* What this task involves:
Repeat the material below word for word and leave out all pictures.

***** Records

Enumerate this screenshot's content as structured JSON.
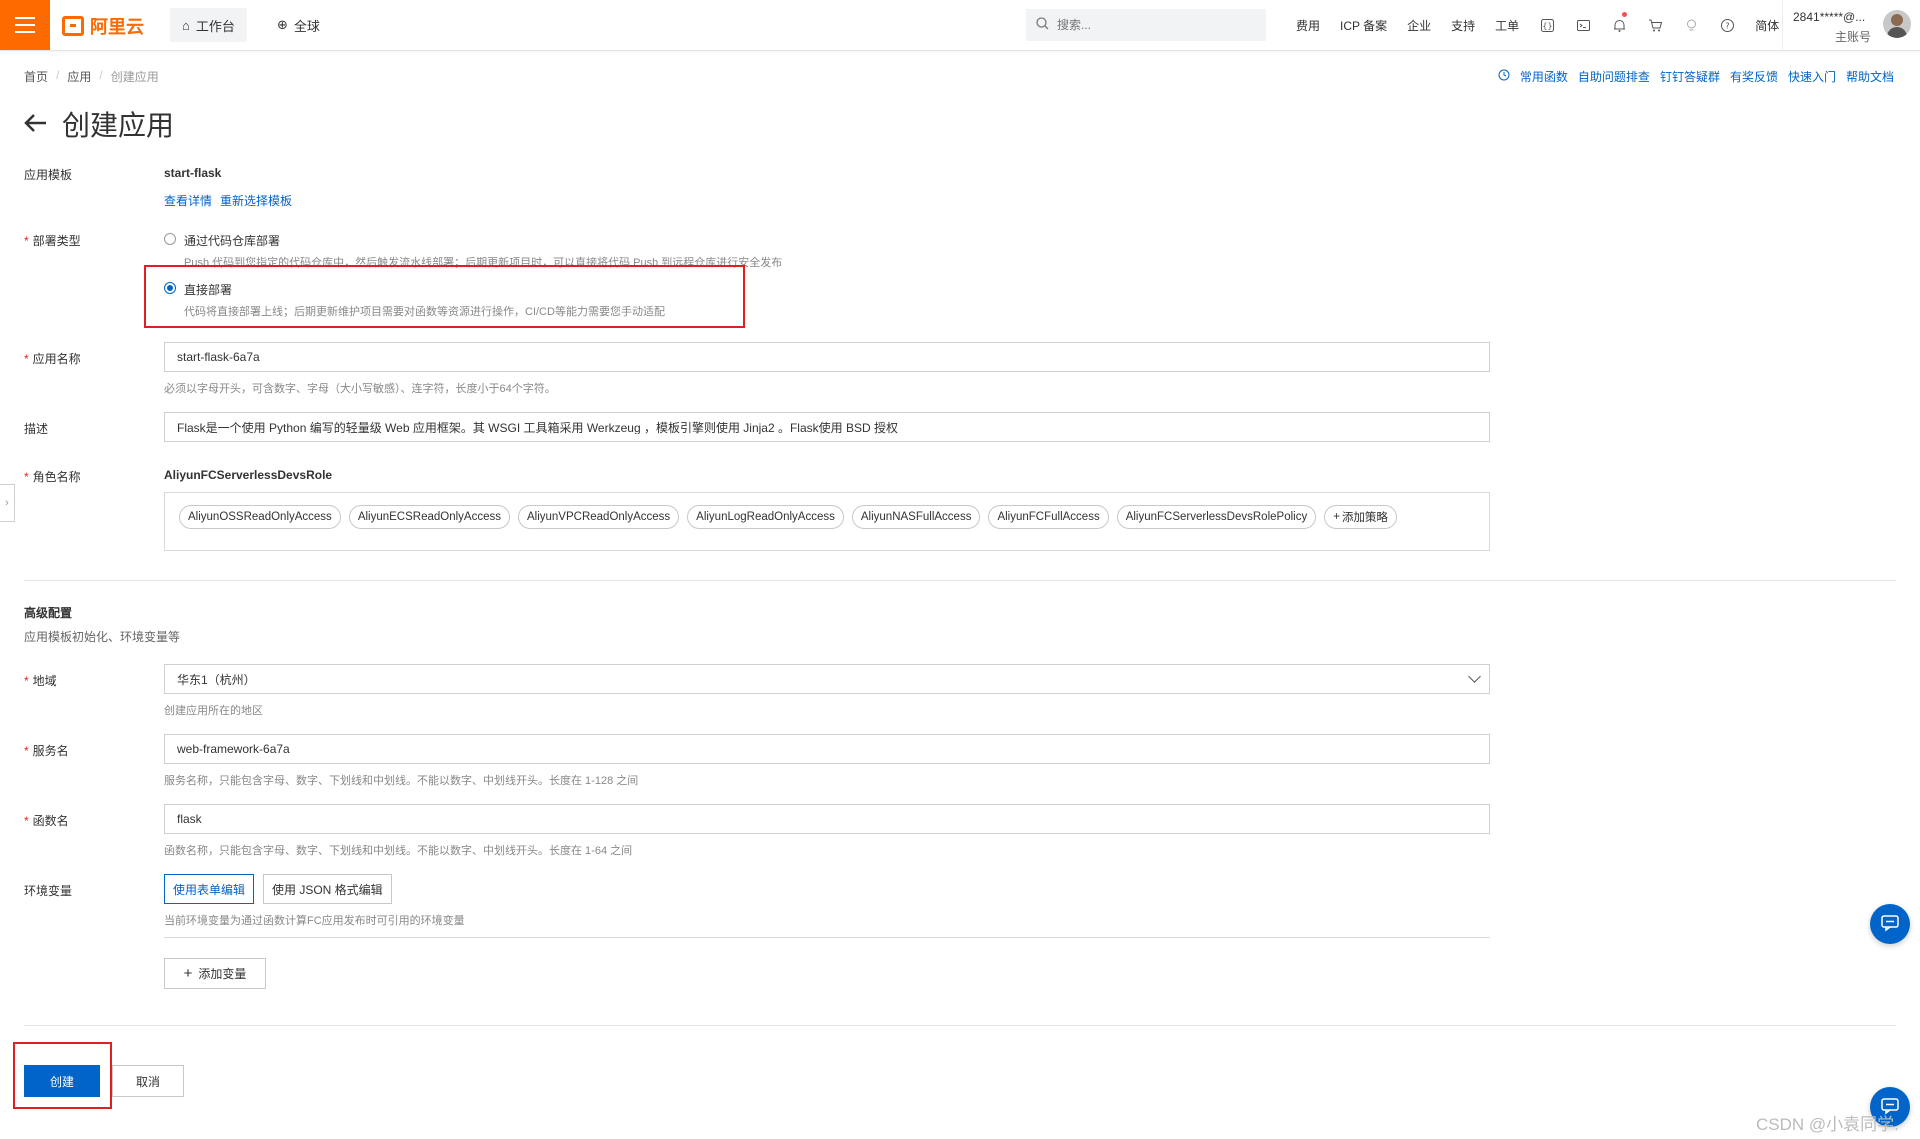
{
  "topbar": {
    "logo_text": "阿里云",
    "workbench": "工作台",
    "region": "全球",
    "search_placeholder": "搜索...",
    "links": [
      "费用",
      "ICP 备案",
      "企业",
      "支持",
      "工单"
    ],
    "language": "简体",
    "account_name": "2841*****@...",
    "account_sub": "主账号"
  },
  "breadcrumb": [
    "首页",
    "应用",
    "创建应用"
  ],
  "help_links": [
    "常用函数",
    "自助问题排查",
    "钉钉答疑群",
    "有奖反馈",
    "快速入门",
    "帮助文档"
  ],
  "page_title": "创建应用",
  "form": {
    "template": {
      "label": "应用模板",
      "value": "start-flask",
      "view_details": "查看详情",
      "reselect": "重新选择模板"
    },
    "deploy_type": {
      "label": "部署类型",
      "options": [
        {
          "title": "通过代码仓库部署",
          "desc": "Push 代码到您指定的代码仓库中，然后触发流水线部署；后期更新项目时，可以直接将代码 Push 到远程仓库进行安全发布",
          "selected": false
        },
        {
          "title": "直接部署",
          "desc": "代码将直接部署上线；后期更新维护项目需要对函数等资源进行操作，CI/CD等能力需要您手动适配",
          "selected": true
        }
      ]
    },
    "app_name": {
      "label": "应用名称",
      "value": "start-flask-6a7a",
      "hint": "必须以字母开头，可含数字、字母（大小写敏感）、连字符，长度小于64个字符。"
    },
    "description": {
      "label": "描述",
      "value": "Flask是一个使用 Python 编写的轻量级 Web 应用框架。其 WSGI 工具箱采用 Werkzeug ，模板引擎则使用 Jinja2 。Flask使用 BSD 授权"
    },
    "role": {
      "label": "角色名称",
      "value": "AliyunFCServerlessDevsRole",
      "policies": [
        "AliyunOSSReadOnlyAccess",
        "AliyunECSReadOnlyAccess",
        "AliyunVPCReadOnlyAccess",
        "AliyunLogReadOnlyAccess",
        "AliyunNASFullAccess",
        "AliyunFCFullAccess",
        "AliyunFCServerlessDevsRolePolicy"
      ],
      "add_policy": "添加策略"
    }
  },
  "advanced": {
    "title": "高级配置",
    "subtitle": "应用模板初始化、环境变量等",
    "region": {
      "label": "地域",
      "value": "华东1（杭州）",
      "hint": "创建应用所在的地区"
    },
    "service": {
      "label": "服务名",
      "value": "web-framework-6a7a",
      "hint": "服务名称，只能包含字母、数字、下划线和中划线。不能以数字、中划线开头。长度在 1-128 之间"
    },
    "function": {
      "label": "函数名",
      "value": "flask",
      "hint": "函数名称，只能包含字母、数字、下划线和中划线。不能以数字、中划线开头。长度在 1-64 之间"
    },
    "env": {
      "label": "环境变量",
      "form_edit": "使用表单编辑",
      "json_edit": "使用 JSON 格式编辑",
      "hint": "当前环境变量为通过函数计算FC应用发布时可引用的环境变量",
      "add_var": "添加变量"
    }
  },
  "actions": {
    "create": "创建",
    "cancel": "取消"
  },
  "watermark": "CSDN @小袁同学.",
  "colors": {
    "brand": "#ff6a00",
    "primary": "#0064c8",
    "highlight": "#e02020"
  }
}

**********

* Task result:
Enumerate this screenshot's content as structured JSON.
{
  "topbar": {
    "logo_text": "阿里云",
    "workbench": "工作台",
    "region": "全球",
    "search_placeholder": "搜索...",
    "links": [
      "费用",
      "ICP 备案",
      "企业",
      "支持",
      "工单"
    ],
    "language": "简体",
    "account_name": "2841*****@...",
    "account_sub": "主账号"
  },
  "breadcrumb": [
    "首页",
    "应用",
    "创建应用"
  ],
  "help_links": [
    "常用函数",
    "自助问题排查",
    "钉钉答疑群",
    "有奖反馈",
    "快速入门",
    "帮助文档"
  ],
  "page_title": "创建应用",
  "form": {
    "template": {
      "label": "应用模板",
      "value": "start-flask",
      "view_details": "查看详情",
      "reselect": "重新选择模板"
    },
    "deploy_type": {
      "label": "部署类型",
      "options": [
        {
          "title": "通过代码仓库部署",
          "desc": "Push 代码到您指定的代码仓库中，然后触发流水线部署；后期更新项目时，可以直接将代码 Push 到远程仓库进行安全发布",
          "selected": false
        },
        {
          "title": "直接部署",
          "desc": "代码将直接部署上线；后期更新维护项目需要对函数等资源进行操作，CI/CD等能力需要您手动适配",
          "selected": true
        }
      ]
    },
    "app_name": {
      "label": "应用名称",
      "value": "start-flask-6a7a",
      "hint": "必须以字母开头，可含数字、字母（大小写敏感）、连字符，长度小于64个字符。"
    },
    "description": {
      "label": "描述",
      "value": "Flask是一个使用 Python 编写的轻量级 Web 应用框架。其 WSGI 工具箱采用 Werkzeug ，模板引擎则使用 Jinja2 。Flask使用 BSD 授权"
    },
    "role": {
      "label": "角色名称",
      "value": "AliyunFCServerlessDevsRole",
      "policies": [
        "AliyunOSSReadOnlyAccess",
        "AliyunECSReadOnlyAccess",
        "AliyunVPCReadOnlyAccess",
        "AliyunLogReadOnlyAccess",
        "AliyunNASFullAccess",
        "AliyunFCFullAccess",
        "AliyunFCServerlessDevsRolePolicy"
      ],
      "add_policy": "添加策略"
    }
  },
  "advanced": {
    "title": "高级配置",
    "subtitle": "应用模板初始化、环境变量等",
    "region": {
      "label": "地域",
      "value": "华东1（杭州）",
      "hint": "创建应用所在的地区"
    },
    "service": {
      "label": "服务名",
      "value": "web-framework-6a7a",
      "hint": "服务名称，只能包含字母、数字、下划线和中划线。不能以数字、中划线开头。长度在 1-128 之间"
    },
    "function": {
      "label": "函数名",
      "value": "flask",
      "hint": "函数名称，只能包含字母、数字、下划线和中划线。不能以数字、中划线开头。长度在 1-64 之间"
    },
    "env": {
      "label": "环境变量",
      "form_edit": "使用表单编辑",
      "json_edit": "使用 JSON 格式编辑",
      "hint": "当前环境变量为通过函数计算FC应用发布时可引用的环境变量",
      "add_var": "添加变量"
    }
  },
  "actions": {
    "create": "创建",
    "cancel": "取消"
  },
  "watermark": "CSDN @小袁同学.",
  "colors": {
    "brand": "#ff6a00",
    "primary": "#0064c8",
    "highlight": "#e02020"
  }
}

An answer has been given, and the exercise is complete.